BRIEF:
Please return the full listing below without altering anything.

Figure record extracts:
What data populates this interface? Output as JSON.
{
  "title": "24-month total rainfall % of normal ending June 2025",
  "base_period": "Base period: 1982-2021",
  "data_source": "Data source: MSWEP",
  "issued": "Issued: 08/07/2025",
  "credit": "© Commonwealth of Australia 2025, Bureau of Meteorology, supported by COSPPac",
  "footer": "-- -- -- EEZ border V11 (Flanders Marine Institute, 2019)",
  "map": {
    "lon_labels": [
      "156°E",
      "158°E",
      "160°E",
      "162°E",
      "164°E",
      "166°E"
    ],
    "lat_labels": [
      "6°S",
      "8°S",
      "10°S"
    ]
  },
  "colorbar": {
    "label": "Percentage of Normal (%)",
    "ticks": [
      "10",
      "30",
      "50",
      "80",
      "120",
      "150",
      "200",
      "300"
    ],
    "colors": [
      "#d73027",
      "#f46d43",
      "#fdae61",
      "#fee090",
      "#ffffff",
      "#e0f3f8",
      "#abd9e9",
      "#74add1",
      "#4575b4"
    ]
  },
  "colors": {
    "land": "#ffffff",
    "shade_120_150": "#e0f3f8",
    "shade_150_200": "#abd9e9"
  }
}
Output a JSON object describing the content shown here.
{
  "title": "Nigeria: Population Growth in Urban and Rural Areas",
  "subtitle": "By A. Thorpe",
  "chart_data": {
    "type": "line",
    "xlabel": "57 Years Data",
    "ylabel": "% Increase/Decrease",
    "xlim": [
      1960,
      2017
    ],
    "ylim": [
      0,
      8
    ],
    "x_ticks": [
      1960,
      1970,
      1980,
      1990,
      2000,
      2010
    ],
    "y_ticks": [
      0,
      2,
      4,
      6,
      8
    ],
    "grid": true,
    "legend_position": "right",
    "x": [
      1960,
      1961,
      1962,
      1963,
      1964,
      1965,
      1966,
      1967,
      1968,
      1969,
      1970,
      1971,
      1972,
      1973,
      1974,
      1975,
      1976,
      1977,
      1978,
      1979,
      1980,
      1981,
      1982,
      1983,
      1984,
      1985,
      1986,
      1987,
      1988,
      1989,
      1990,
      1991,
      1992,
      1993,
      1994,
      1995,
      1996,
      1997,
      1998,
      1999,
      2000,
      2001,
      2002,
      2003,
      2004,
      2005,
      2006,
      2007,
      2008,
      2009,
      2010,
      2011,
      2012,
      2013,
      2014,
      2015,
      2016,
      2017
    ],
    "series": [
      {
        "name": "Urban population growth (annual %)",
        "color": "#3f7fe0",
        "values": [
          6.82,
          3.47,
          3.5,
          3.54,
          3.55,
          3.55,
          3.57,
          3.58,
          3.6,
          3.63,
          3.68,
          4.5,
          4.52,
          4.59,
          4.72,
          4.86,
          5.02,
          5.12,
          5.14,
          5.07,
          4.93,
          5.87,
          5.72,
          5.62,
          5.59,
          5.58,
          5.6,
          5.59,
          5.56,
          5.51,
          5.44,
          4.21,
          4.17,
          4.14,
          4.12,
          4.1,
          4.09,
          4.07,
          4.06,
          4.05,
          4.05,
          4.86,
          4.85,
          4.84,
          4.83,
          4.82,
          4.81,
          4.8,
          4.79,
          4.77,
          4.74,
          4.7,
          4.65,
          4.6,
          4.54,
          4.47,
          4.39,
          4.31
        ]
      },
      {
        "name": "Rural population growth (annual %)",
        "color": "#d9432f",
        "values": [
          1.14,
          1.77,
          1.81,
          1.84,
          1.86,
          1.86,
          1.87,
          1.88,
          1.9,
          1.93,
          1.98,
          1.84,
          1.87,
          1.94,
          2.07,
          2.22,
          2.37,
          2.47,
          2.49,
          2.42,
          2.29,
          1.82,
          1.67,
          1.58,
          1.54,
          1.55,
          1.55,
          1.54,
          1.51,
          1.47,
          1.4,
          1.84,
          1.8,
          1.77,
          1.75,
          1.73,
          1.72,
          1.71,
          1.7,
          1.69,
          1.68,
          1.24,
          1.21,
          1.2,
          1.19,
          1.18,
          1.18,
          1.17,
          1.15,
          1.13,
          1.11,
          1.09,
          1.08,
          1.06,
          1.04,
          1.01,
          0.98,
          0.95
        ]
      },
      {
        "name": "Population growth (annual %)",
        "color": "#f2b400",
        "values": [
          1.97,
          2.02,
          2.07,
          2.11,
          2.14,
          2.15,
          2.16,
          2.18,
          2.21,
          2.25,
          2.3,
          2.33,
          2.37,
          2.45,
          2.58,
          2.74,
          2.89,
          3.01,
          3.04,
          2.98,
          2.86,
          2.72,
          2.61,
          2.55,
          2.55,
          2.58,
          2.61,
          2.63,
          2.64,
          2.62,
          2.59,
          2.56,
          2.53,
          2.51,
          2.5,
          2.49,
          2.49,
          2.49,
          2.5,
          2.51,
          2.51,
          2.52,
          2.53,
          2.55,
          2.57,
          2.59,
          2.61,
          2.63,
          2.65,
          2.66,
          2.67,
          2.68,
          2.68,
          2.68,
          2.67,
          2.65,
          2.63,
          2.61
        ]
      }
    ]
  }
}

FINAL RESULT:
What data populates this interface? Output as JSON.
{
  "title": "24-month total rainfall % of normal ending June 2025",
  "base_period": "Base period: 1982-2021",
  "data_source": "Data source: MSWEP",
  "issued": "Issued: 08/07/2025",
  "credit": "© Commonwealth of Australia 2025, Bureau of Meteorology, supported by COSPPac",
  "footer": "-- -- -- EEZ border V11 (Flanders Marine Institute, 2019)",
  "map": {
    "lon_labels": [
      "156°E",
      "158°E",
      "160°E",
      "162°E",
      "164°E",
      "166°E"
    ],
    "lat_labels": [
      "6°S",
      "8°S",
      "10°S"
    ]
  },
  "colorbar": {
    "label": "Percentage of Normal (%)",
    "ticks": [
      "10",
      "30",
      "50",
      "80",
      "120",
      "150",
      "200",
      "300"
    ],
    "colors": [
      "#d73027",
      "#f46d43",
      "#fdae61",
      "#fee090",
      "#ffffff",
      "#e0f3f8",
      "#abd9e9",
      "#74add1",
      "#4575b4"
    ]
  },
  "colors": {
    "land": "#ffffff",
    "shade_120_150": "#e0f3f8",
    "shade_150_200": "#abd9e9"
  }
}
Output a JSON object describing the content shown here.
{
  "title": "Nigeria: Population Growth in Urban and Rural Areas",
  "subtitle": "By A. Thorpe",
  "chart_data": {
    "type": "line",
    "xlabel": "57 Years Data",
    "ylabel": "% Increase/Decrease",
    "xlim": [
      1960,
      2017
    ],
    "ylim": [
      0,
      8
    ],
    "x_ticks": [
      1960,
      1970,
      1980,
      1990,
      2000,
      2010
    ],
    "y_ticks": [
      0,
      2,
      4,
      6,
      8
    ],
    "grid": true,
    "legend_position": "right",
    "x": [
      1960,
      1961,
      1962,
      1963,
      1964,
      1965,
      1966,
      1967,
      1968,
      1969,
      1970,
      1971,
      1972,
      1973,
      1974,
      1975,
      1976,
      1977,
      1978,
      1979,
      1980,
      1981,
      1982,
      1983,
      1984,
      1985,
      1986,
      1987,
      1988,
      1989,
      1990,
      1991,
      1992,
      1993,
      1994,
      1995,
      1996,
      1997,
      1998,
      1999,
      2000,
      2001,
      2002,
      2003,
      2004,
      2005,
      2006,
      2007,
      2008,
      2009,
      2010,
      2011,
      2012,
      2013,
      2014,
      2015,
      2016,
      2017
    ],
    "series": [
      {
        "name": "Urban population growth (annual %)",
        "color": "#3f7fe0",
        "values": [
          6.82,
          3.47,
          3.5,
          3.54,
          3.55,
          3.55,
          3.57,
          3.58,
          3.6,
          3.63,
          3.68,
          4.5,
          4.52,
          4.59,
          4.72,
          4.86,
          5.02,
          5.12,
          5.14,
          5.07,
          4.93,
          5.87,
          5.72,
          5.62,
          5.59,
          5.58,
          5.6,
          5.59,
          5.56,
          5.51,
          5.44,
          4.21,
          4.17,
          4.14,
          4.12,
          4.1,
          4.09,
          4.07,
          4.06,
          4.05,
          4.05,
          4.86,
          4.85,
          4.84,
          4.83,
          4.82,
          4.81,
          4.8,
          4.79,
          4.77,
          4.74,
          4.7,
          4.65,
          4.6,
          4.54,
          4.47,
          4.39,
          4.31
        ]
      },
      {
        "name": "Rural population growth (annual %)",
        "color": "#d9432f",
        "values": [
          1.14,
          1.77,
          1.81,
          1.84,
          1.86,
          1.86,
          1.87,
          1.88,
          1.9,
          1.93,
          1.98,
          1.84,
          1.87,
          1.94,
          2.07,
          2.22,
          2.37,
          2.47,
          2.49,
          2.42,
          2.29,
          1.82,
          1.67,
          1.58,
          1.54,
          1.55,
          1.55,
          1.54,
          1.51,
          1.47,
          1.4,
          1.84,
          1.8,
          1.77,
          1.75,
          1.73,
          1.72,
          1.71,
          1.7,
          1.69,
          1.68,
          1.24,
          1.21,
          1.2,
          1.19,
          1.18,
          1.18,
          1.17,
          1.15,
          1.13,
          1.11,
          1.09,
          1.08,
          1.06,
          1.04,
          1.01,
          0.98,
          0.95
        ]
      },
      {
        "name": "Population growth (annual %)",
        "color": "#f2b400",
        "values": [
          1.97,
          2.02,
          2.07,
          2.11,
          2.14,
          2.15,
          2.16,
          2.18,
          2.21,
          2.25,
          2.3,
          2.33,
          2.37,
          2.45,
          2.58,
          2.74,
          2.89,
          3.01,
          3.04,
          2.98,
          2.86,
          2.72,
          2.61,
          2.55,
          2.55,
          2.58,
          2.61,
          2.63,
          2.64,
          2.62,
          2.59,
          2.56,
          2.53,
          2.51,
          2.5,
          2.49,
          2.49,
          2.49,
          2.5,
          2.51,
          2.51,
          2.52,
          2.53,
          2.55,
          2.57,
          2.59,
          2.61,
          2.63,
          2.65,
          2.66,
          2.67,
          2.68,
          2.68,
          2.68,
          2.67,
          2.65,
          2.63,
          2.61
        ]
      }
    ]
  }
}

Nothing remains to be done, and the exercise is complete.